● Richiesta data 1: Secondo l'estratto selezionato, per quali aziende è soprattutto importante un impegno editoriale costante?

● Estratto selezionato:
-----

Chi pianifica una campagna di comunicazione deve quindi mettere in conto una possibile imprevedibilità: l’elemento improvviso che accende l’attenzione potrebbe non essere lo stesso che la mantiene viva. Un esempio può essere la pubblicazione di un video su YouTube che in pochi giorni ottiene migliaia di visualizzazioni, ma si dimostra incapace di portare iscrizioni o commenti. Al contrario, un canale con meno visualizzazioni per singolo video ma costanza nell’aggiornamento e negli argomenti trattati può risultare favorito nel tempo.


Un altro spunto rilevante riguarda la distribuzione dell’impegno editoriale. Pianificare un calendario con post a tema, rubriche settimanali e momenti di interazione diretta con il pubblico permette di dosare la creatività, senza concentrarla in un unico contenuto “esplosivo”. In caso di successo improvviso, conviene sfruttare la scia per condividere ulteriori approfondimenti collegati, facendo comprendere al pubblico che quell’exploit non è casuale ma deriva da un’attenzione costante alla qualità. È un concetto chiave soprattutto per le aziende che vendono prodotti di nicchia o servizi di consulenza, dove la credibilità si costruisce nel tempo e ogni picco di notorietà, se non supportato da un’impronta editoriale solida, non porta reali vantaggi in termini di business.

-----

● Richiesta data 2: Individua tutte le righe che contengono la stringa "tools" e riportale.

-----

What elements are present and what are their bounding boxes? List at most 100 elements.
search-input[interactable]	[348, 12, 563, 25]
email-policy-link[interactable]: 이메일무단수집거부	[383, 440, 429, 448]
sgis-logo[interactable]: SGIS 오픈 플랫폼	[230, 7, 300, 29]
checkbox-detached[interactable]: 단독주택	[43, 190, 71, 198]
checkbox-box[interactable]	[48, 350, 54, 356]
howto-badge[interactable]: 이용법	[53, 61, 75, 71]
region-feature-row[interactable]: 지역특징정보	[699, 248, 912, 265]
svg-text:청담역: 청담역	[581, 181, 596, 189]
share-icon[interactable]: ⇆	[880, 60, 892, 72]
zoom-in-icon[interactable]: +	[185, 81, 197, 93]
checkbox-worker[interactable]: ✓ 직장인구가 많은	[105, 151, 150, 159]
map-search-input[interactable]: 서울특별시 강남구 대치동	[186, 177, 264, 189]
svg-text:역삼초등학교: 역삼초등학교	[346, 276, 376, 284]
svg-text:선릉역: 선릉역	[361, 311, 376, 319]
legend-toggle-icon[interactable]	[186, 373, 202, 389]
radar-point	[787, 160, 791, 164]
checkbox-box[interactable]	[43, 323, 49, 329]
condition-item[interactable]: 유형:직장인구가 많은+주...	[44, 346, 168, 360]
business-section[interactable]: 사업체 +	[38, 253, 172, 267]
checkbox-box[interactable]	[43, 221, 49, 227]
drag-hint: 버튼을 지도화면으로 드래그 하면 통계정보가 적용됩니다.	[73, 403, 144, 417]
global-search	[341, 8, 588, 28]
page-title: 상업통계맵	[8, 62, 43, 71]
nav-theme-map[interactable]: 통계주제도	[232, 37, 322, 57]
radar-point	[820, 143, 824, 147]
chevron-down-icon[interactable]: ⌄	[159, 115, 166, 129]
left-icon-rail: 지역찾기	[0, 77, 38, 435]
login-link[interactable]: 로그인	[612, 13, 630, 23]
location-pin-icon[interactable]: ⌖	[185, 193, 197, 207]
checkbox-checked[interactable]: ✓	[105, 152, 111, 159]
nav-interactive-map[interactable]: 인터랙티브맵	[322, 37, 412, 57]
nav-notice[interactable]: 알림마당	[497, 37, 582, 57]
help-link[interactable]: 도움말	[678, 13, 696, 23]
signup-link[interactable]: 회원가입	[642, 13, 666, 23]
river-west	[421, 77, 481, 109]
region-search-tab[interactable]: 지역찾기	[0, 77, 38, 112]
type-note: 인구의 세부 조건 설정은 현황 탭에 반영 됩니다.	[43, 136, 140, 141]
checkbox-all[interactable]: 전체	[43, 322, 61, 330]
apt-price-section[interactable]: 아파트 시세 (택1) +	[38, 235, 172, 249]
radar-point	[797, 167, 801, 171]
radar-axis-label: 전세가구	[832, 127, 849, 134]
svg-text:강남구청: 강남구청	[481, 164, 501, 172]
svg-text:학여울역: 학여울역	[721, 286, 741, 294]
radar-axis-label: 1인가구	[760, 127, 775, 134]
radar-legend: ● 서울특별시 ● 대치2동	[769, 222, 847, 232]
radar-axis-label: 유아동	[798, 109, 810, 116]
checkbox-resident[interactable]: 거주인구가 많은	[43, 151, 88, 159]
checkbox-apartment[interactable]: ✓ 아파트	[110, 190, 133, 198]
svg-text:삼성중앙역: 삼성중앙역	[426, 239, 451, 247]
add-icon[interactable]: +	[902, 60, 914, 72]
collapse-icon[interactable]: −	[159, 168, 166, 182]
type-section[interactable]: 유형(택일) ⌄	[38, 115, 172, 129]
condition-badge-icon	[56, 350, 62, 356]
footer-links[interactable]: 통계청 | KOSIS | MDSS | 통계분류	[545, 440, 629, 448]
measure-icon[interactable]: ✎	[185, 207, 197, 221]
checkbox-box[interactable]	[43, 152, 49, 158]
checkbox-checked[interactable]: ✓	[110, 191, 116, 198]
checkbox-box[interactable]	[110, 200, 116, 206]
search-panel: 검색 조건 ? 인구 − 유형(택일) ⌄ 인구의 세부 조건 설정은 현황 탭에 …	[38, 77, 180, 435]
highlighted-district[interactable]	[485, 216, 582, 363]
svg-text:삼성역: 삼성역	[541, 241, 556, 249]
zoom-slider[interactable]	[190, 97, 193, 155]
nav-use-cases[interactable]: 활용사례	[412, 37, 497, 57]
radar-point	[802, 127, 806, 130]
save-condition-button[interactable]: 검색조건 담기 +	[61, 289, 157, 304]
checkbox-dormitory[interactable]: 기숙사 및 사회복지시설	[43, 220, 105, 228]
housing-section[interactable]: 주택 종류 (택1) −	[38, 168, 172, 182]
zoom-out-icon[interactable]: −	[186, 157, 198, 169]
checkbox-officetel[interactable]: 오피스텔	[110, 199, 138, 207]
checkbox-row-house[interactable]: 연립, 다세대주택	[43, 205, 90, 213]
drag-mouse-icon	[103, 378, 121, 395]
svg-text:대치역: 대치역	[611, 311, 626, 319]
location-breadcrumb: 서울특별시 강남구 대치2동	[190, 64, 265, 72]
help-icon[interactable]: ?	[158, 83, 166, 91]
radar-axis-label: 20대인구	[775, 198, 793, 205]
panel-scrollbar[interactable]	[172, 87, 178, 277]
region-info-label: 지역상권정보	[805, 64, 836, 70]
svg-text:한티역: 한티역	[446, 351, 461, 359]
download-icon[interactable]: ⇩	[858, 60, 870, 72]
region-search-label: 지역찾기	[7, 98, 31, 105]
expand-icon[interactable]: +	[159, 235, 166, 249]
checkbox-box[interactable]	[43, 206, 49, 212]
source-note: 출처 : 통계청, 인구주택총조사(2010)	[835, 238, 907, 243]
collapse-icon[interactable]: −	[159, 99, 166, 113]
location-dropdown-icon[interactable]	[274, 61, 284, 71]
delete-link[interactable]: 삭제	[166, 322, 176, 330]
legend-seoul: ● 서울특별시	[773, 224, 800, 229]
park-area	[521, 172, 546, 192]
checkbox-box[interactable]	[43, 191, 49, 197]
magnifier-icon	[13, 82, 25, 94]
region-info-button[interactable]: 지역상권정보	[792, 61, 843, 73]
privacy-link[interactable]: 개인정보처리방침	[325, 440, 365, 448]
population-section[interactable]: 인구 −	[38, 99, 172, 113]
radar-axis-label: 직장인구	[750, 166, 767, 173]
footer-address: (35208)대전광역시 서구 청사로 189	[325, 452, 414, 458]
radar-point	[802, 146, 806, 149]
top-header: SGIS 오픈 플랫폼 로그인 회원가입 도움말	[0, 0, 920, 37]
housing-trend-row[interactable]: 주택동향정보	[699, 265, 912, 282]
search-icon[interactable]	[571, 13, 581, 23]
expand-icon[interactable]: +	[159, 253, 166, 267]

-----

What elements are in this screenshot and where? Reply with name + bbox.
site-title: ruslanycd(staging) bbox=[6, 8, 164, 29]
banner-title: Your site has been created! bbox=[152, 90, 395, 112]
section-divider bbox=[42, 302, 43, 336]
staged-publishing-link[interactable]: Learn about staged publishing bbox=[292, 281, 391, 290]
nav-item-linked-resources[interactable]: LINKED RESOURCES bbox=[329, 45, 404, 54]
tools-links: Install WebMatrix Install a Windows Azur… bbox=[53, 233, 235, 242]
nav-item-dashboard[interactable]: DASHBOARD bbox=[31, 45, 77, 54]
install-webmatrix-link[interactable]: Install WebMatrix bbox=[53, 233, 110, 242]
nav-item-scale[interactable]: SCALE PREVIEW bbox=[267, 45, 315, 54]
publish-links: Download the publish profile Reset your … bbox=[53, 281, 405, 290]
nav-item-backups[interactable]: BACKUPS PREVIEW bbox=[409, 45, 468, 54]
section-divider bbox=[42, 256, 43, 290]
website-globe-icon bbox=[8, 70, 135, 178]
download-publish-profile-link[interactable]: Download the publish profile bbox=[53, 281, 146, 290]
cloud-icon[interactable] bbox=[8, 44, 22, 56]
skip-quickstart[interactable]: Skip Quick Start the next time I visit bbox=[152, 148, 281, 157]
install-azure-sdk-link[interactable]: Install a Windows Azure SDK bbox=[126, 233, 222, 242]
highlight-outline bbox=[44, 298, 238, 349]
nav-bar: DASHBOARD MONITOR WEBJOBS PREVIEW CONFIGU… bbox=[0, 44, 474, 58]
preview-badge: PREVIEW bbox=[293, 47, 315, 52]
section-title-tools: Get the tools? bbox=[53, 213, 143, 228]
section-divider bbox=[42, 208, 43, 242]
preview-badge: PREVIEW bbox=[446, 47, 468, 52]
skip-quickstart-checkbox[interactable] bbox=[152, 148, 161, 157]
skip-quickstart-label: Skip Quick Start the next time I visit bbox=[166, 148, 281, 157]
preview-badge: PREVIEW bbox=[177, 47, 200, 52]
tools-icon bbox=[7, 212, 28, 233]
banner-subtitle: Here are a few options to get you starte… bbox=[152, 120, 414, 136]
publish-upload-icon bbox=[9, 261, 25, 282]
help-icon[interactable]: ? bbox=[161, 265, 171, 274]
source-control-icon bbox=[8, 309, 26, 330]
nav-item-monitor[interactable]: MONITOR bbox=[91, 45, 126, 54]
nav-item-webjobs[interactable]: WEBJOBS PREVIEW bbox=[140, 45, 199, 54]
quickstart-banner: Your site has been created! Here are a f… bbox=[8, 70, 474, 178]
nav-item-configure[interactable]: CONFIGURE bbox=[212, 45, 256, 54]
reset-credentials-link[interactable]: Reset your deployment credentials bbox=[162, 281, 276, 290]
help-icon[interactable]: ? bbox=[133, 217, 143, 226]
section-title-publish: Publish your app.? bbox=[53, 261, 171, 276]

-----

● Soluzione esercizio 1: Per le aziende che vendono prodotti di nicchia o servizi di consulenza.

● Soluzione esercizio 2:
tools-links: Install WebMatrix Install a Windows Azur… bbox=[53, 233, 235, 242]
section-title-tools: Get the tools? bbox=[53, 213, 143, 228]
tools-icon bbox=[7, 212, 28, 233]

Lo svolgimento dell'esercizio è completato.